> **EXCERPTED RECORDS**
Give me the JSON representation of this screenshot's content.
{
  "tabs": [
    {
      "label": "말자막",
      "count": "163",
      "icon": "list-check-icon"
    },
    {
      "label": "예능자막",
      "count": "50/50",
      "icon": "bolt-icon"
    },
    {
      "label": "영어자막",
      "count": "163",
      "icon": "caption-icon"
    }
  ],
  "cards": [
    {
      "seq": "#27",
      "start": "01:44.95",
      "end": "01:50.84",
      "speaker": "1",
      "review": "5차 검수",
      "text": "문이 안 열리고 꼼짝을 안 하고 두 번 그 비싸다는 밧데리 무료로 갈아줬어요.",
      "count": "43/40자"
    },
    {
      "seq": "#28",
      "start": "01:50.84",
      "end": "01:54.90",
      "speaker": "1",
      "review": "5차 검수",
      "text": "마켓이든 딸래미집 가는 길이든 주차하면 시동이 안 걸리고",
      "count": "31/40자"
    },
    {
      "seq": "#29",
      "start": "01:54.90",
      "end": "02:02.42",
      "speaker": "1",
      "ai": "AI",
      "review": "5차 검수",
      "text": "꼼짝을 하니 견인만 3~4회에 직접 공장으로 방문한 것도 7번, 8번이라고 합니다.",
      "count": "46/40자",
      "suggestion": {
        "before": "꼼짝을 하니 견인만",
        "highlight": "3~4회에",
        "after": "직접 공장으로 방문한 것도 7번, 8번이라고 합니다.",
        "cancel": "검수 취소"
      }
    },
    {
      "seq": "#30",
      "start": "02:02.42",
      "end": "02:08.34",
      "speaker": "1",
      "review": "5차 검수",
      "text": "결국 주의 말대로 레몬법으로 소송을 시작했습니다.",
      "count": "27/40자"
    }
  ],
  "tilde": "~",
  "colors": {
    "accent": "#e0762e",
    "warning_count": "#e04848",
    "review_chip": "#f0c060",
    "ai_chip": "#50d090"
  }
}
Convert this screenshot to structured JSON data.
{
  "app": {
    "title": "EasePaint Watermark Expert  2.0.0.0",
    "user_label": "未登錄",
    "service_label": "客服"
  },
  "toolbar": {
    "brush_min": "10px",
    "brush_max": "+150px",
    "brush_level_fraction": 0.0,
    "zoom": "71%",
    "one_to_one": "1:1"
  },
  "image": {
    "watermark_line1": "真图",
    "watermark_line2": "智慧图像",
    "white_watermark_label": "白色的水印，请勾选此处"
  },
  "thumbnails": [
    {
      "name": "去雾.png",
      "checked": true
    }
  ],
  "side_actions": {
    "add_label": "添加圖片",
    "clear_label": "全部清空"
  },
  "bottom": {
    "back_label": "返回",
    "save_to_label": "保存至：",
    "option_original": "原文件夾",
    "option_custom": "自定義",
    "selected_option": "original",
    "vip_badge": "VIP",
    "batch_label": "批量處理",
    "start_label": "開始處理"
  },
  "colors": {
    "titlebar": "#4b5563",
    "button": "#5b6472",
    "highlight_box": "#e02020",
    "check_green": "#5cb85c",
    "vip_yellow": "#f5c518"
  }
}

> **TO DO**
Would you reproduce the material above in full, exactly as given?

> **EXPECTED ANSWER**
Give me the JSON representation of this screenshot's content.
{
  "tabs": [
    {
      "label": "말자막",
      "count": "163",
      "icon": "list-check-icon"
    },
    {
      "label": "예능자막",
      "count": "50/50",
      "icon": "bolt-icon"
    },
    {
      "label": "영어자막",
      "count": "163",
      "icon": "caption-icon"
    }
  ],
  "cards": [
    {
      "seq": "#27",
      "start": "01:44.95",
      "end": "01:50.84",
      "speaker": "1",
      "review": "5차 검수",
      "text": "문이 안 열리고 꼼짝을 안 하고 두 번 그 비싸다는 밧데리 무료로 갈아줬어요.",
      "count": "43/40자"
    },
    {
      "seq": "#28",
      "start": "01:50.84",
      "end": "01:54.90",
      "speaker": "1",
      "review": "5차 검수",
      "text": "마켓이든 딸래미집 가는 길이든 주차하면 시동이 안 걸리고",
      "count": "31/40자"
    },
    {
      "seq": "#29",
      "start": "01:54.90",
      "end": "02:02.42",
      "speaker": "1",
      "ai": "AI",
      "review": "5차 검수",
      "text": "꼼짝을 하니 견인만 3~4회에 직접 공장으로 방문한 것도 7번, 8번이라고 합니다.",
      "count": "46/40자",
      "suggestion": {
        "before": "꼼짝을 하니 견인만",
        "highlight": "3~4회에",
        "after": "직접 공장으로 방문한 것도 7번, 8번이라고 합니다.",
        "cancel": "검수 취소"
      }
    },
    {
      "seq": "#30",
      "start": "02:02.42",
      "end": "02:08.34",
      "speaker": "1",
      "review": "5차 검수",
      "text": "결국 주의 말대로 레몬법으로 소송을 시작했습니다.",
      "count": "27/40자"
    }
  ],
  "tilde": "~",
  "colors": {
    "accent": "#e0762e",
    "warning_count": "#e04848",
    "review_chip": "#f0c060",
    "ai_chip": "#50d090"
  }
}
Convert this screenshot to structured JSON data.
{
  "app": {
    "title": "EasePaint Watermark Expert  2.0.0.0",
    "user_label": "未登錄",
    "service_label": "客服"
  },
  "toolbar": {
    "brush_min": "10px",
    "brush_max": "+150px",
    "brush_level_fraction": 0.0,
    "zoom": "71%",
    "one_to_one": "1:1"
  },
  "image": {
    "watermark_line1": "真图",
    "watermark_line2": "智慧图像",
    "white_watermark_label": "白色的水印，请勾选此处"
  },
  "thumbnails": [
    {
      "name": "去雾.png",
      "checked": true
    }
  ],
  "side_actions": {
    "add_label": "添加圖片",
    "clear_label": "全部清空"
  },
  "bottom": {
    "back_label": "返回",
    "save_to_label": "保存至：",
    "option_original": "原文件夾",
    "option_custom": "自定義",
    "selected_option": "original",
    "vip_badge": "VIP",
    "batch_label": "批量處理",
    "start_label": "開始處理"
  },
  "colors": {
    "titlebar": "#4b5563",
    "button": "#5b6472",
    "highlight_box": "#e02020",
    "check_green": "#5cb85c",
    "vip_yellow": "#f5c518"
  }
}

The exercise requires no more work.